___ DATASET ENTRIES ___

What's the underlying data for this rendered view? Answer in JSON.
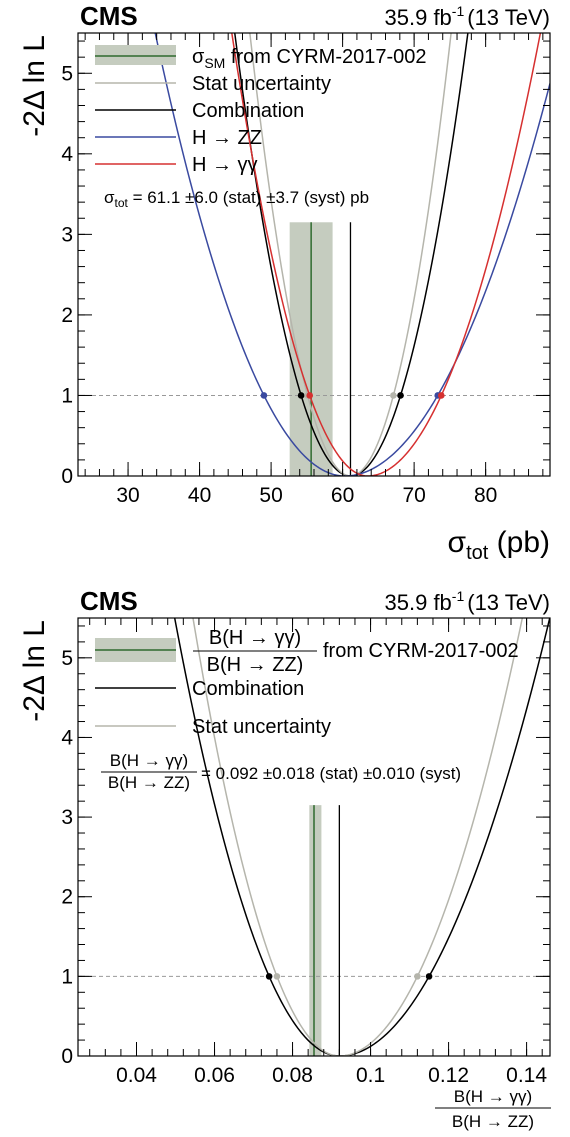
{
  "chart_data": [
    {
      "type": "line",
      "header": {
        "experiment": "CMS",
        "luminosity": "35.9 fb",
        "lumi_exp": "-1",
        "energy": "(13 TeV)"
      },
      "xlabel": "σ",
      "xlabel_sub": "tot",
      "xlabel_unit": "(pb)",
      "ylabel": "-2Δ ln L",
      "xlim": [
        23,
        89
      ],
      "ylim": [
        0,
        5.5
      ],
      "xticks": [
        30,
        40,
        50,
        60,
        70,
        80
      ],
      "yticks": [
        0,
        1,
        2,
        3,
        4,
        5
      ],
      "legend": [
        {
          "kind": "band",
          "text": "σ",
          "sub": "SM",
          "rest": " from CYRM-2017-002",
          "color": "#c5ccbf",
          "line": "#2f6a2f"
        },
        {
          "kind": "line",
          "text": "Stat uncertainty",
          "color": "#b5b5ac"
        },
        {
          "kind": "line",
          "text": "Combination",
          "color": "#000000"
        },
        {
          "kind": "line",
          "text": "H → ZZ",
          "color": "#3a4aa0"
        },
        {
          "kind": "line",
          "text": "H → γγ",
          "color": "#d63030"
        }
      ],
      "result": {
        "sym": "σ",
        "sub": "tot",
        "text": " = 61.1  ±6.0 (stat) ±3.7 (syst)  pb"
      },
      "sm_band": {
        "center": 55.6,
        "low": 52.6,
        "high": 58.6
      },
      "best_fit_line": 61.1,
      "series": [
        {
          "name": "Combination",
          "color": "#000000",
          "min": 61.1,
          "minus": 6.9,
          "plus": 7.0,
          "dots_at_1": [
            54.2,
            68.1
          ]
        },
        {
          "name": "Stat uncertainty",
          "color": "#b5b5ac",
          "min": 61.1,
          "minus": 6.0,
          "plus": 6.0,
          "dots_at_1": [
            55.1,
            67.1
          ]
        },
        {
          "name": "H → ZZ",
          "color": "#3a4aa0",
          "min": 60.3,
          "minus": 11.3,
          "plus": 13.0,
          "dots_at_1": [
            49.0,
            73.3
          ]
        },
        {
          "name": "H → γγ",
          "color": "#d63030",
          "min": 63.5,
          "minus": 8.1,
          "plus": 10.3,
          "dots_at_1": [
            55.4,
            73.8
          ]
        }
      ]
    },
    {
      "type": "line",
      "header": {
        "experiment": "CMS",
        "luminosity": "35.9 fb",
        "lumi_exp": "-1",
        "energy": "(13 TeV)"
      },
      "xlabel_num": "B(H → γγ)",
      "xlabel_den": "B(H → ZZ)",
      "ylabel": "-2Δ ln L",
      "xlim": [
        0.025,
        0.146
      ],
      "ylim": [
        0,
        5.5
      ],
      "xticks": [
        0.04,
        0.06,
        0.08,
        0.1,
        0.12,
        0.14
      ],
      "xtick_labels": [
        "0.04",
        "0.06",
        "0.08",
        "0.1",
        "0.12",
        "0.14"
      ],
      "yticks": [
        0,
        1,
        2,
        3,
        4,
        5
      ],
      "legend": [
        {
          "kind": "band",
          "num": "B(H → γγ)",
          "den": "B(H → ZZ)",
          "rest": "from CYRM-2017-002",
          "color": "#c5ccbf",
          "line": "#2f6a2f"
        },
        {
          "kind": "line",
          "text": "Combination",
          "color": "#000000"
        },
        {
          "kind": "line",
          "text": "Stat uncertainty",
          "color": "#b5b5ac"
        }
      ],
      "result": {
        "num": "B(H → γγ)",
        "den": "B(H → ZZ)",
        "text": "= 0.092  ±0.018 (stat) ±0.010 (syst)"
      },
      "sm_band": {
        "center": 0.0855,
        "low": 0.0843,
        "high": 0.0874
      },
      "best_fit_line": 0.092,
      "series": [
        {
          "name": "Combination",
          "color": "#000000",
          "min": 0.092,
          "minus": 0.018,
          "plus": 0.023,
          "dots_at_1": [
            0.074,
            0.115
          ]
        },
        {
          "name": "Stat uncertainty",
          "color": "#b5b5ac",
          "min": 0.092,
          "minus": 0.016,
          "plus": 0.02,
          "dots_at_1": [
            0.076,
            0.112
          ]
        }
      ]
    }
  ]
}
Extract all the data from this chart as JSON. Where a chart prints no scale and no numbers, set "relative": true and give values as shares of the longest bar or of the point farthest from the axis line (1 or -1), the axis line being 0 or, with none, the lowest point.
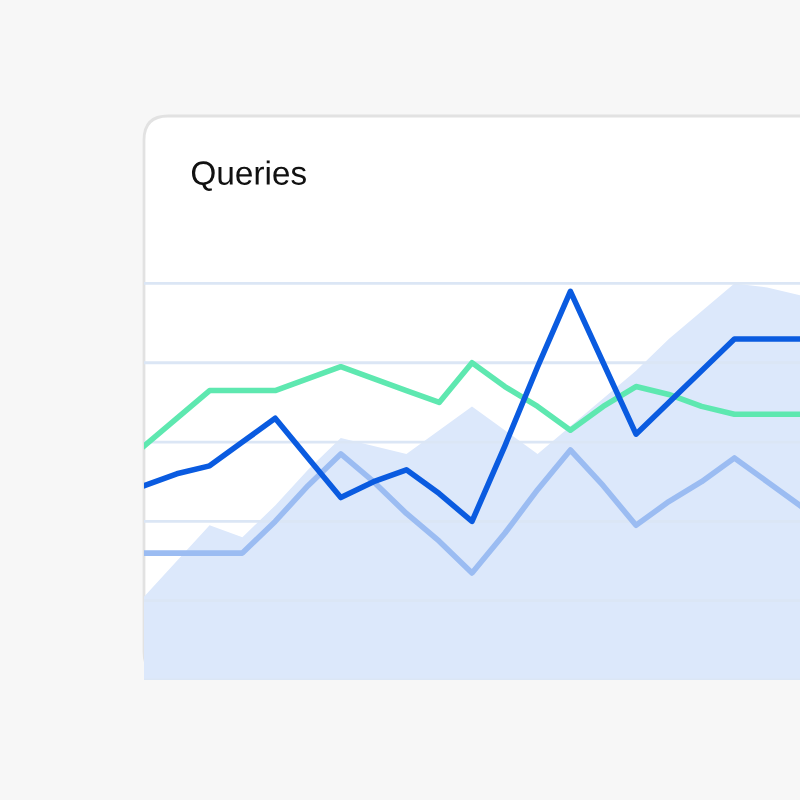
{
  "chart_data": {
    "type": "line",
    "title": "Queries",
    "relative": true,
    "grid": "y",
    "tick_labels": false,
    "categories": [
      null,
      null,
      null,
      null,
      null,
      null,
      null,
      null,
      null,
      null,
      null,
      null,
      null,
      null,
      null,
      null,
      null,
      null,
      null,
      null,
      null
    ],
    "series": [
      {
        "type": "area",
        "color": "#dce8fb",
        "values": [
          0.21,
          0.3,
          0.39,
          0.36,
          0.44,
          0.53,
          0.61,
          0.59,
          0.57,
          0.63,
          0.69,
          0.63,
          0.57,
          0.64,
          0.71,
          0.78,
          0.86,
          0.93,
          1.0,
          0.99,
          0.97
        ]
      },
      {
        "color": "#5ee8b0",
        "values": [
          0.59,
          0.66,
          0.73,
          0.73,
          0.73,
          0.76,
          0.79,
          0.76,
          0.73,
          0.7,
          0.8,
          0.74,
          0.69,
          0.63,
          0.69,
          0.74,
          0.72,
          0.69,
          0.67,
          0.67,
          0.67
        ]
      },
      {
        "color": "#9bbcf2",
        "values": [
          0.32,
          0.32,
          0.32,
          0.32,
          0.4,
          0.49,
          0.57,
          0.5,
          0.42,
          0.35,
          0.27,
          0.37,
          0.48,
          0.58,
          0.49,
          0.39,
          0.45,
          0.5,
          0.56,
          0.5,
          0.44
        ]
      },
      {
        "color": "#0a5be0",
        "values": [
          0.49,
          0.52,
          0.54,
          0.6,
          0.66,
          0.56,
          0.46,
          0.5,
          0.53,
          0.47,
          0.4,
          0.59,
          0.79,
          0.98,
          0.8,
          0.62,
          0.7,
          0.78,
          0.86,
          0.86,
          0.86
        ]
      }
    ]
  }
}
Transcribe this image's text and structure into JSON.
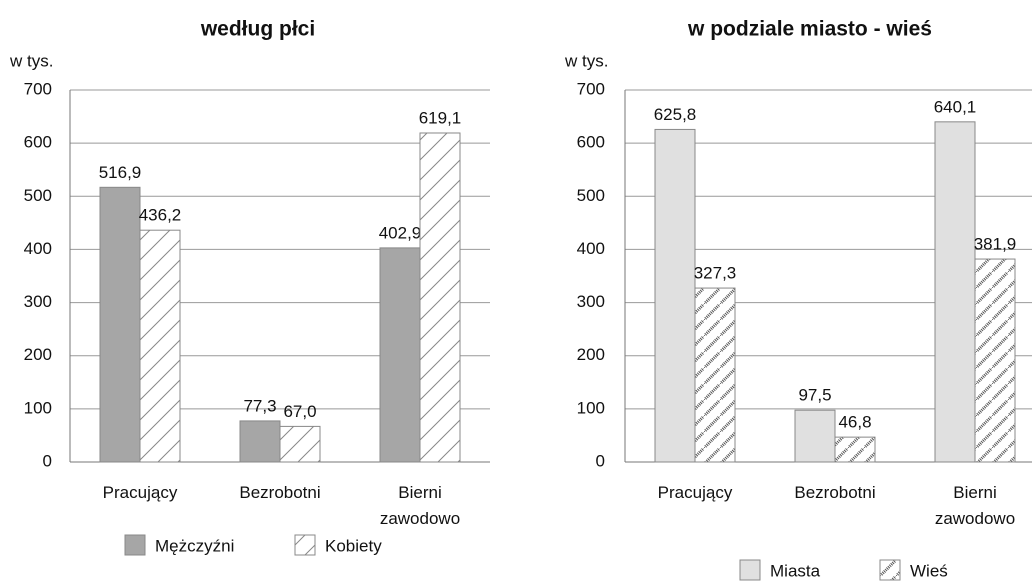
{
  "chart_data": [
    {
      "type": "bar",
      "title": "według płci",
      "y_label": "w tys.",
      "categories": [
        "Pracujący",
        "Bezrobotni",
        "Bierni zawodowo"
      ],
      "series": [
        {
          "name": "Mężczyźni",
          "color": "#a6a6a6",
          "pattern": "solid",
          "values": [
            516.9,
            77.3,
            402.9
          ],
          "value_labels": [
            "516,9",
            "77,3",
            "402,9"
          ]
        },
        {
          "name": "Kobiety",
          "color": "#ffffff",
          "pattern": "hatch",
          "values": [
            436.2,
            67.0,
            619.1
          ],
          "value_labels": [
            "436,2",
            "67,0",
            "619,1"
          ]
        }
      ],
      "ylim": [
        0,
        700
      ],
      "yticks": [
        0,
        100,
        200,
        300,
        400,
        500,
        600,
        700
      ],
      "grid": true,
      "legend": "bottom"
    },
    {
      "type": "bar",
      "title": "w podziale miasto - wieś",
      "y_label": "w tys.",
      "categories": [
        "Pracujący",
        "Bezrobotni",
        "Bierni zawodowo"
      ],
      "series": [
        {
          "name": "Miasta",
          "color": "#e0e0e0",
          "pattern": "solid",
          "values": [
            625.8,
            97.5,
            640.1
          ],
          "value_labels": [
            "625,8",
            "97,5",
            "640,1"
          ]
        },
        {
          "name": "Wieś",
          "color": "#ffffff",
          "pattern": "dots",
          "values": [
            327.3,
            46.8,
            381.9
          ],
          "value_labels": [
            "327,3",
            "46,8",
            "381,9"
          ]
        }
      ],
      "ylim": [
        0,
        700
      ],
      "yticks": [
        0,
        100,
        200,
        300,
        400,
        500,
        600,
        700
      ],
      "grid": true,
      "legend": "bottom"
    }
  ]
}
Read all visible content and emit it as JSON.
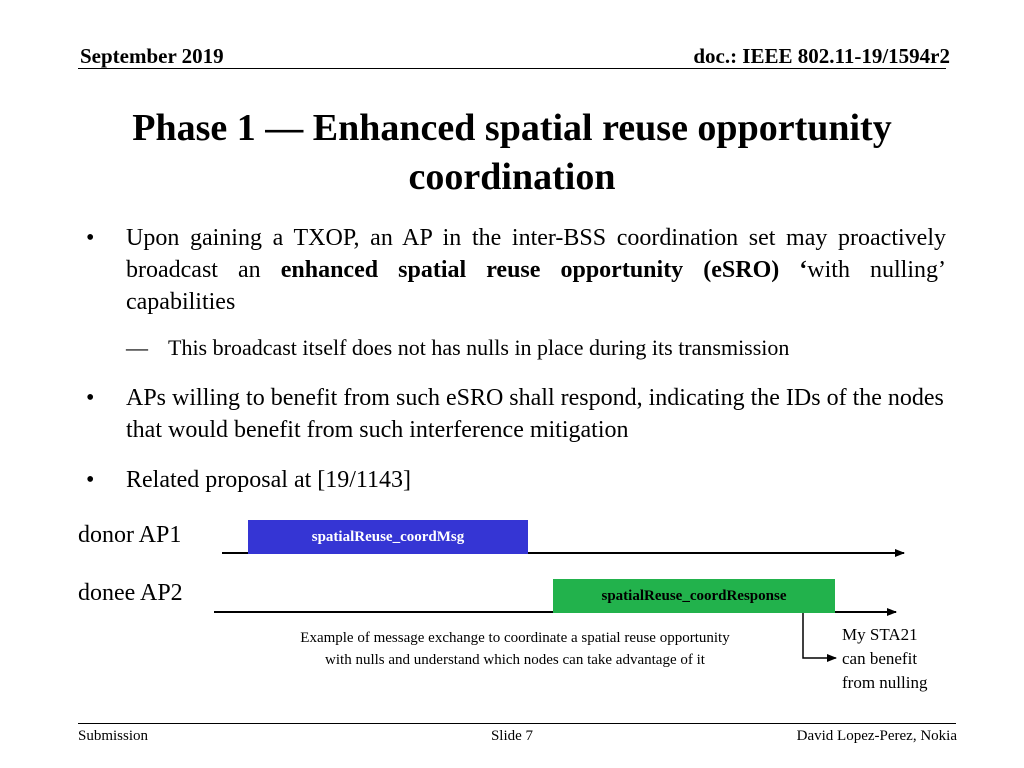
{
  "header": {
    "date": "September 2019",
    "doc": "doc.: IEEE 802.11-19/1594r2"
  },
  "title": {
    "line1": "Phase 1 — Enhanced spatial reuse opportunity",
    "line2": "coordination"
  },
  "bullets": {
    "marker": "•",
    "b1_part1": "Upon gaining a TXOP, an AP in the inter-BSS coordination set may proactively broadcast an ",
    "b1_bold": "enhanced spatial reuse opportunity (eSRO) ‘",
    "b1_part2": "with nulling’ capabilities",
    "sub_dash": "—",
    "sub1": "This broadcast itself does not has nulls in place during its transmission",
    "b2": "APs willing to benefit from such eSRO shall respond, indicating the IDs of the nodes that would benefit from such interference mitigation",
    "b3": "Related proposal at [19/1143]"
  },
  "diagram": {
    "lane1_label": "donor AP1",
    "lane2_label": "donee AP2",
    "msg1": "spatialReuse_coordMsg",
    "msg2": "spatialReuse_coordResponse",
    "caption_line1": "Example of message exchange to coordinate a spatial reuse opportunity",
    "caption_line2": "with nulls and understand which nodes can take advantage of it",
    "note_line1": "My STA21",
    "note_line2": "can benefit",
    "note_line3": "from nulling",
    "msg1_color": "#3535d4",
    "msg2_color": "#22b24c"
  },
  "footer": {
    "left": "Submission",
    "center": "Slide 7",
    "right": "David Lopez-Perez, Nokia"
  }
}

___

▶ **WHAT TO PRODUCE**:
Copy each line of the data above that holds "nulling".

▶ **REPLY TO THE EXERCISE**:
    "b1_part2": "with nulling’ capabilities",
    "note_line3": "from nulling",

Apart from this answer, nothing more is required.